◆ Exercise tasks:
(1) Quote the interview passage word for word, starting at "ROAR: What are" and ending at "and excite me.".
(2) Print the lines of the listing exactly, starting at the line that contains "legend-label: Delitos de" and ending at the line that contains "bars — [131, 63, 706, 1010]".
start Quoted passage
Chrystal: Thank you for your kind words and proposing such thoughtful questions. It is an honour for me to respond and although I have yet to see myself in some of these ways I am living into it :) In answer to your first question; Yes art and craft were instilled in me at a very young age. My mother Julia read to my sister Leilani and I every day, and when my grandmother Heather was visiting she too would tell us stories. Storytelling and playing outdoors were our primary sources of joy and entertainment. When we weren't horse back riding, building forts or adventuring my sister Leilani and I were at the public library. I also had the rich Hawaiian culture around me from an early age. 

Making flower leis, wreaths, ti leaf skirts, singing songs, dancing and just talking story were also big parts of my childhood. These traditions continue to be a source of creative strength and inspiration for me. 

My mother played an integral role in my creative development and still does. She always supported me in all that I wanted to do and enrolled me in sewing, piano, hula and theater classes to see what I enjoyed most. She always made time for me and asked me what I wanted to do. Sports and arts were and still are far more interesting to her then my socialistic achievements. 

During my early life there were a few caring teachers that encouraged me, however the people that fostered and helped me develop my love for film and visual story telling were from the Academy for Creative Media, at the University of Hawaii. Which is where I received my Bachelors of Arts in Creative Media and how I initially came to Australia in 2006. Presently, my mother, sister, friends, and husband Joel continue to support me in all of my creative pursuits.

ROAR: Where did you grow up and how did your environment play a role in making you who you are today?

Chrystal: I was raised by my mother Julia alongside my sister Leilani in the Ka'u desert on the island of Hawai'i' for most of my youth. It was there in the Wild landscape of Pele's lava trail that I was home schooled in a community of like minded individuals. In this fringe community, down dirt roads, we lived 'off the grid', no running water, or electricity, and at times without four walls.  Less distractions made this natural lifestyle integral in the preservation and nurturing of my creativity and imagination. Hence my childhood has and continues to shape my personal development. 

ROAR: What are some creations and designs that you have been involved in recently and currently that you are excited and passionate about?

Chrystal: Recently I have been involved in the creative design of surfboards, short films and my own personal art. Of these what is bringing me much joy are my dreamcatchers, which I hand-craft from primarily recycled, repurposed, vintage and found beach treasures. I am also involved in the creative processes within my husband and business partner Joel Fitzgerald's surfboards. Vintage fabrics, color, texture, anything old that has a life and story, enchant and excite me. 

On the film side I have been inspired by the collective up rising of women, by Clarissa Pinkola Estés and the company I keep. Lauren L Hill and I worked on a short video a few months ago and that has inspired me to tell more of my own stories, something that I have known for a long time was coming. This is exciting time in my life as I am stepping out in new ways. Here is a link to the project that I am currently developing 'Vignettes of the Slide'  it is like life ever evolving :)
end Quoted passage
start Data for the task
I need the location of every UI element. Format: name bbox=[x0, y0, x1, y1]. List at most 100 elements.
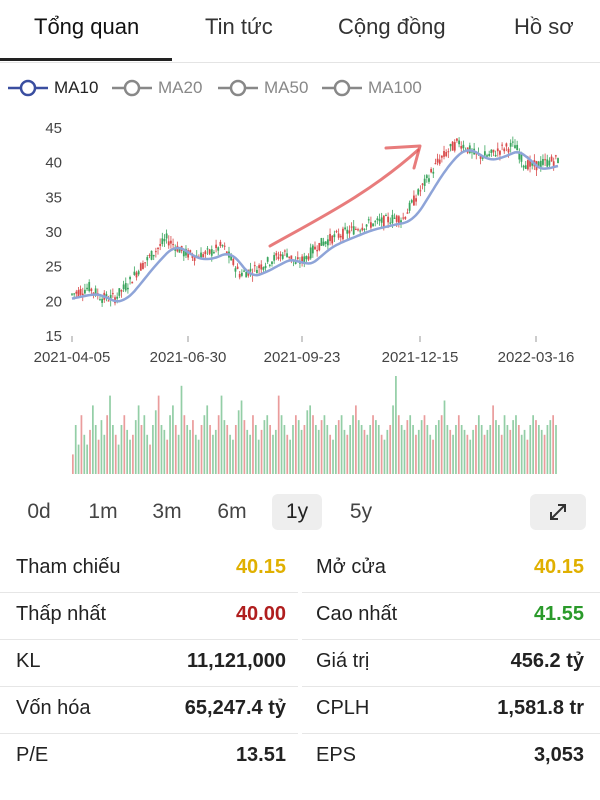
volume-bar bbox=[86, 444, 89, 474]
range-1y[interactable]: 1y bbox=[272, 494, 322, 530]
candle-body bbox=[365, 224, 368, 227]
tab-profile[interactable]: Hồ sơ bbox=[514, 14, 574, 39]
candle-body bbox=[139, 263, 142, 271]
volume-bar bbox=[443, 400, 446, 474]
tab-overview[interactable]: Tổng quan bbox=[34, 14, 140, 39]
volume-bar bbox=[463, 429, 466, 474]
divider bbox=[302, 686, 600, 687]
volume-bar bbox=[323, 415, 326, 474]
legend-ma20[interactable]: MA20 bbox=[112, 76, 202, 100]
candle-body bbox=[421, 183, 424, 185]
volume-bar bbox=[117, 444, 120, 474]
candle-body bbox=[245, 272, 248, 278]
candle-body bbox=[542, 159, 544, 165]
legend-ma50[interactable]: MA50 bbox=[218, 76, 308, 100]
candle-body bbox=[342, 228, 344, 240]
volume-bar bbox=[369, 425, 372, 474]
candle-body bbox=[486, 155, 488, 157]
volume-bar bbox=[360, 425, 363, 474]
candle-body bbox=[531, 162, 534, 166]
candle-body bbox=[260, 264, 263, 270]
candle-body bbox=[550, 156, 553, 162]
volume-bar bbox=[152, 425, 154, 474]
range-3m[interactable]: 3m bbox=[152, 500, 182, 523]
candle-body bbox=[324, 241, 327, 244]
volume-bar bbox=[509, 429, 512, 474]
volume-bar bbox=[177, 434, 180, 474]
volume-bar bbox=[520, 434, 523, 474]
volume-bar bbox=[140, 425, 143, 474]
candle-body bbox=[146, 257, 149, 261]
volume-bar bbox=[129, 439, 131, 474]
y-tick-label: 30 bbox=[45, 224, 62, 241]
volume-bar bbox=[395, 376, 397, 474]
candle-body bbox=[137, 271, 140, 275]
candle-body bbox=[81, 293, 84, 296]
candle-body bbox=[406, 212, 409, 214]
candle-body bbox=[428, 178, 430, 182]
candle-body bbox=[354, 228, 357, 230]
volume-bar bbox=[337, 420, 340, 474]
divider bbox=[0, 639, 298, 640]
ma10-line-icon bbox=[8, 79, 48, 97]
volume-bar bbox=[540, 429, 543, 474]
candle-body bbox=[447, 151, 450, 153]
candle-body bbox=[520, 153, 523, 162]
candle-body bbox=[348, 230, 351, 234]
volume-bar bbox=[440, 415, 443, 474]
candle-body bbox=[417, 189, 420, 195]
volume-bar bbox=[234, 425, 237, 474]
y-tick-label: 40 bbox=[45, 155, 62, 172]
stat-label-volume: KL bbox=[16, 650, 41, 672]
volume-bar bbox=[123, 415, 126, 474]
legend-ma10[interactable]: MA10 bbox=[8, 76, 98, 100]
candle-body bbox=[496, 148, 499, 152]
candle-body bbox=[124, 283, 127, 291]
candle-body bbox=[178, 249, 181, 253]
stat-value-value: 456.2 tỷ bbox=[510, 650, 584, 672]
stat-label-pe: P/E bbox=[16, 744, 49, 766]
volume-bar bbox=[432, 439, 434, 474]
volume-bar bbox=[186, 425, 189, 474]
stats-row: Thấp nhất 40.00 Cao nhất 41.55 bbox=[0, 593, 600, 640]
tab-news[interactable]: Tin tức bbox=[205, 14, 273, 39]
candle-body bbox=[208, 249, 211, 254]
range-0d[interactable]: 0d bbox=[27, 500, 51, 523]
volume-bar bbox=[417, 429, 420, 474]
candle-body bbox=[182, 251, 185, 257]
stats-row: P/E 13.51 EPS 3,053 bbox=[0, 734, 600, 780]
candle-body bbox=[202, 254, 205, 257]
volume-bar bbox=[109, 395, 111, 474]
stat-label-reference: Tham chiếu bbox=[16, 556, 121, 578]
range-6m[interactable]: 6m bbox=[217, 500, 247, 523]
candle-body bbox=[206, 248, 209, 250]
volume-bar bbox=[160, 425, 163, 474]
candle-body bbox=[142, 262, 144, 269]
volume-bar bbox=[460, 425, 463, 474]
volume-bar bbox=[154, 410, 157, 474]
volume-bar bbox=[555, 425, 557, 474]
volume-bar bbox=[346, 434, 349, 474]
volume-bar bbox=[495, 420, 497, 474]
legend-label: MA100 bbox=[368, 78, 422, 97]
candle-body bbox=[346, 229, 349, 234]
candle-body bbox=[107, 300, 110, 302]
range-5y[interactable]: 5y bbox=[349, 500, 373, 523]
candle-body bbox=[410, 200, 413, 203]
y-tick-label: 45 bbox=[45, 120, 62, 137]
candle-body bbox=[101, 298, 104, 303]
volume-bar bbox=[357, 420, 360, 474]
volume-bar bbox=[226, 425, 229, 474]
range-1m[interactable]: 1m bbox=[88, 500, 118, 523]
candle-body bbox=[275, 253, 278, 256]
tab-community[interactable]: Cộng đồng bbox=[338, 14, 446, 39]
volume-bar bbox=[377, 425, 380, 474]
volume-bar bbox=[126, 429, 129, 474]
arrow-shaft bbox=[268, 148, 420, 248]
candle-body bbox=[88, 282, 91, 292]
legend-ma100[interactable]: MA100 bbox=[322, 76, 422, 100]
candle-body bbox=[120, 289, 123, 292]
volume-bar bbox=[189, 429, 191, 474]
expand-chart-button[interactable] bbox=[530, 494, 586, 530]
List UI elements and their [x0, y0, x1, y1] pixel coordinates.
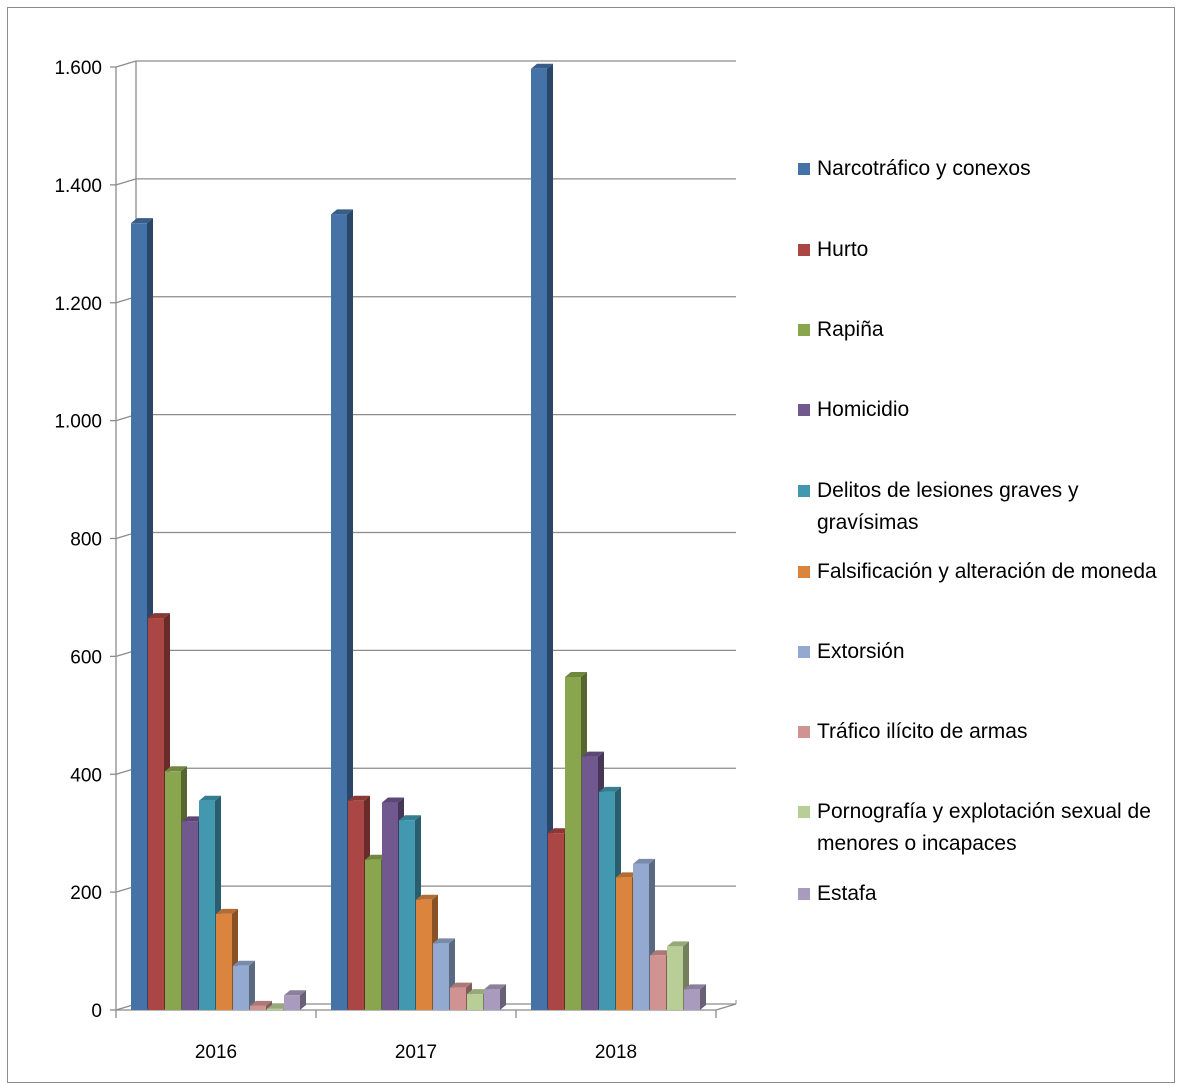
legend-label: Delitos de lesiones graves y gravísimas — [817, 479, 1079, 534]
legend-item: Hurto — [798, 234, 1168, 266]
legend-swatch — [798, 646, 810, 658]
legend-swatch — [798, 485, 810, 497]
legend-label: Narcotráfico y conexos — [817, 157, 1031, 180]
legend-label: Tráfico ilícito de armas — [817, 720, 1028, 743]
bar — [233, 960, 255, 1010]
y-tick-label: 1.600 — [54, 58, 102, 79]
gridline — [115, 649, 736, 657]
legend-item: Narcotráfico y conexos — [798, 153, 1168, 185]
legend-swatch — [798, 726, 810, 738]
legend-swatch — [798, 244, 810, 256]
legend-item: Delitos de lesiones graves y gravísimas — [798, 475, 1168, 539]
legend-label: Extorsión — [817, 640, 905, 663]
bar — [484, 984, 506, 1010]
y-tick-label: 800 — [70, 530, 102, 551]
legend-swatch — [798, 888, 810, 900]
bar-chart: 0 200 400 600 800 1.000 1.200 1.400 1.600 2016 201… — [54, 58, 737, 1063]
gridline — [115, 178, 736, 186]
legend-item: Tráfico ilícito de armas — [798, 716, 1168, 748]
chart-frame: 0 200 400 600 800 1.000 1.200 1.400 1.600 2016 201… — [7, 7, 1175, 1083]
bars — [131, 63, 706, 1010]
gridline — [115, 60, 736, 68]
legend-item: Falsificación y alteración de moneda — [798, 556, 1168, 588]
legend-label: Homicidio — [817, 398, 910, 421]
bar — [531, 63, 553, 1010]
bar — [250, 1000, 272, 1010]
legend-item: Extorsión — [798, 636, 1168, 668]
bar — [284, 990, 306, 1010]
x-tick-label: 2016 — [195, 1042, 237, 1063]
legend-label: Falsificación y alteración de moneda — [817, 560, 1157, 583]
legend-swatch — [798, 404, 810, 416]
axis-labels: 0 200 400 600 800 1.000 1.200 1.400 1.600 2016 201… — [54, 58, 637, 1063]
y-tick-label: 600 — [70, 647, 102, 668]
legend-label: Hurto — [817, 238, 869, 261]
bar — [684, 984, 706, 1010]
y-tick-label: 0 — [91, 1001, 102, 1022]
legend-item: Homicidio — [798, 394, 1168, 426]
legend-swatch — [798, 163, 810, 175]
gridline — [115, 767, 736, 775]
x-tick-label: 2018 — [595, 1042, 637, 1063]
legend-swatch — [798, 324, 810, 336]
legend-swatch — [798, 806, 810, 818]
legend-item: Estafa — [798, 878, 1168, 910]
x-tick-label: 2017 — [395, 1042, 437, 1063]
legend-item: Pornografía y explotación sexual de meno… — [798, 796, 1168, 860]
gridline — [115, 413, 736, 422]
y-tick-label: 200 — [70, 883, 102, 904]
legend-label: Estafa — [817, 882, 877, 905]
y-tick-label: 400 — [70, 765, 102, 786]
legend-label: Pornografía y explotación sexual de meno… — [817, 800, 1151, 855]
gridline — [115, 296, 736, 304]
y-tick-label: 1.200 — [54, 294, 102, 315]
legend-swatch — [798, 566, 810, 578]
y-tick-label: 1.000 — [54, 412, 102, 433]
legend-item: Rapiña — [798, 314, 1168, 346]
gridline — [115, 531, 736, 540]
y-tick-label: 1.400 — [54, 176, 102, 197]
legend-label: Rapiña — [817, 318, 884, 341]
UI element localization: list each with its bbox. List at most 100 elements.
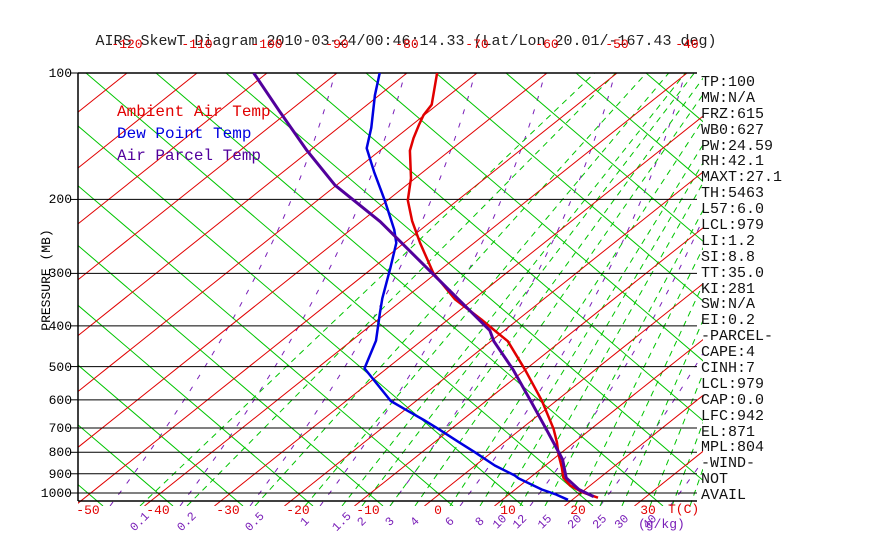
stat-row: SW:N/A	[701, 296, 756, 314]
mixing-ratio-line	[574, 246, 703, 506]
legend: Ambient Air Temp Dew Point Temp Air Parcel…	[117, 103, 271, 169]
temp-top-tick-label: -70	[465, 37, 489, 52]
stat-row: NOT	[701, 471, 729, 489]
mixing-ratio-line	[341, 73, 686, 506]
dry-adiabat-line	[435, 73, 703, 302]
temp-top-tick-label: -100	[251, 37, 283, 52]
stat-row: CAP:0.0	[701, 391, 765, 409]
dry-adiabat-line	[78, 424, 174, 506]
mixing-ratio-line	[186, 73, 617, 506]
pressure-tick-label: 1000	[40, 486, 72, 501]
stat-row: -WIND-	[701, 455, 756, 473]
temp-bottom-tick-label: 30	[640, 503, 656, 518]
dry-adiabat-line	[78, 125, 524, 506]
isotherm-line	[78, 73, 548, 448]
mixing-ratio-line	[671, 421, 703, 506]
stat-row: -PARCEL-	[701, 328, 774, 346]
temp-bottom-tick-label: -20	[286, 503, 310, 518]
dry-adiabat-line	[78, 304, 314, 506]
stat-row: TH:5463	[701, 185, 765, 203]
mixing-ratio-line	[649, 372, 703, 506]
temp-top-tick-label: -40	[675, 37, 699, 52]
dry-adiabat-line	[575, 73, 703, 183]
pressure-tick-label: 800	[48, 445, 72, 460]
mixing-ratio-line	[544, 209, 703, 506]
pressure-tick-label: 600	[48, 393, 72, 408]
isotherm-line	[214, 115, 703, 506]
isotherm-line	[144, 73, 688, 506]
dry-adiabat-line	[365, 73, 703, 362]
isotherm-line	[78, 73, 198, 169]
stat-row: MAXT:27.1	[701, 169, 783, 187]
isotherm-line	[78, 73, 478, 393]
stat-row: LI:1.2	[701, 232, 756, 250]
temp-bottom-tick-label: 20	[570, 503, 586, 518]
isotherm-line	[354, 227, 703, 506]
isotherm-line	[284, 171, 703, 506]
temp-top-tick-label: -50	[605, 37, 629, 52]
moist-adiabat-line	[389, 73, 616, 506]
air-parcel-curve	[252, 73, 595, 498]
stat-row: FRZ:615	[701, 105, 765, 123]
dew-point-curve	[363, 73, 569, 501]
stat-row: AVAIL	[701, 487, 747, 505]
mixing-unit-label: (g/kg)	[638, 517, 685, 532]
stat-row: EI:0.2	[701, 312, 756, 330]
stat-row: CAPE:4	[701, 344, 756, 362]
temp-top-tick-label: -60	[535, 37, 559, 52]
temp-bottom-tick-label: -30	[216, 503, 240, 518]
pressure-tick-label: 300	[48, 266, 72, 281]
legend-item-ambient: Ambient Air Temp	[117, 103, 271, 121]
temp-top-tick-label: -90	[325, 37, 349, 52]
pressure-tick-label: 700	[48, 421, 72, 436]
dry-adiabat-line	[155, 73, 664, 506]
moist-adiabat-line	[319, 73, 546, 506]
isotherm-line	[78, 73, 338, 281]
ambient-temp-curve	[406, 73, 599, 499]
temp-bottom-tick-label: -10	[356, 503, 380, 518]
stat-row: WB0:627	[701, 121, 765, 139]
temp-bottom-tick-label: 10	[500, 503, 516, 518]
temp-bottom-tick-label: 0	[434, 503, 442, 518]
stat-row: LCL:979	[701, 217, 765, 235]
stat-row: LCL:979	[701, 375, 765, 393]
legend-item-dew_point: Dew Point Temp	[117, 125, 252, 143]
dry-adiabat-line	[78, 185, 454, 506]
stat-row: MPL:804	[701, 439, 765, 457]
stat-row: CINH:7	[701, 360, 756, 378]
stat-row: PW:24.59	[701, 137, 774, 155]
mixing-ratio-line	[139, 73, 595, 506]
isotherm-line	[78, 73, 618, 504]
temp-top-tick-label: -120	[111, 37, 143, 52]
dry-adiabat-line	[295, 73, 703, 422]
mixing-ratio-line	[361, 73, 695, 506]
mixing-ratio-line	[519, 181, 703, 506]
mixing-ratio-line	[389, 77, 703, 506]
temp-bottom-tick-label: -40	[146, 503, 170, 518]
stat-row: L57:6.0	[701, 201, 765, 219]
pressure-tick-label: 500	[48, 360, 72, 375]
mixing-ratio-line	[414, 93, 703, 506]
moist-adiabat-line	[459, 73, 686, 506]
stat-row: KI:281	[701, 280, 756, 298]
temp-bottom-tick-label: -50	[76, 503, 100, 518]
temp-top-tick-label: -80	[395, 37, 419, 52]
stat-row: MW:N/A	[701, 89, 756, 107]
isotherm-line	[564, 394, 703, 506]
sounding-curves	[252, 73, 599, 501]
dry-adiabat-line	[78, 364, 244, 506]
pressure-tick-label: 400	[48, 319, 72, 334]
mixing-ratio-line	[621, 319, 703, 506]
stat-row: TT:35.0	[701, 264, 765, 282]
mixing-ratio-line	[479, 143, 703, 506]
dry-adiabat-line	[85, 73, 594, 506]
stat-row: SI:8.8	[701, 248, 756, 266]
dry-adiabat-line	[78, 244, 384, 506]
pressure-tick-label: 900	[48, 467, 72, 482]
pressure-tick-label: 100	[48, 66, 72, 81]
stats-panel: TP:100 MW:N/A FRZ:615 WB0:627 PW:24.59 RH:42.…	[701, 75, 782, 504]
chart-title: AIRS SkewT Diagram 2010-03-24/00:46:14.3…	[95, 33, 717, 50]
stat-row: EL:871	[701, 423, 756, 441]
stat-row: RH:42.1	[701, 153, 765, 171]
end Data for the task
◆ Exercise answers:
(1)
ROAR: What are some creations and designs that you have been involved in recently and currently that you are excited and passionate about?

Chrystal: Recently I have been involved in the creative design of surfboards, short films and my own personal art. Of these what is bringing me much joy are my dreamcatchers, which I hand-craft from primarily recycled, repurposed, vintage and found beach treasures. I am also involved in the creative processes within my husband and business partner Joel Fitzgerald's surfboards. Vintage fabrics, color, texture, anything old that has a life and story, enchant and excite me.

(2)
legend-label: Delitos de lesiones graves y gravísimas — [817, 479, 1079, 534]
legend-item: Hurto — [798, 234, 1168, 266]
legend-swatch — [798, 646, 810, 658]
legend-swatch — [798, 485, 810, 497]
legend-label: Narcotráfico y conexos — [817, 157, 1031, 180]
legend-label: Tráfico ilícito de armas — [817, 720, 1028, 743]
bar — [233, 960, 255, 1010]
y-tick-label: 1.600 — [54, 58, 102, 79]
gridline — [115, 649, 736, 657]
legend-item: Narcotráfico y conexos — [798, 153, 1168, 185]
legend-swatch — [798, 726, 810, 738]
legend-swatch — [798, 244, 810, 256]
legend-item: Delitos de lesiones graves y gravísimas — [798, 475, 1168, 539]
legend-label: Extorsión — [817, 640, 905, 663]
bar — [484, 984, 506, 1010]
y-tick-label: 800 — [70, 530, 102, 551]
legend-swatch — [798, 888, 810, 900]
bar-chart: 0 200 400 600 800 1.000 1.200 1.400 1.600 2016 201… — [54, 58, 737, 1063]
gridline — [115, 178, 736, 186]
legend-item: Tráfico ilícito de armas — [798, 716, 1168, 748]
chart-frame: 0 200 400 600 800 1.000 1.200 1.400 1.600 2016 201… — [7, 7, 1175, 1083]
bars — [131, 63, 706, 1010]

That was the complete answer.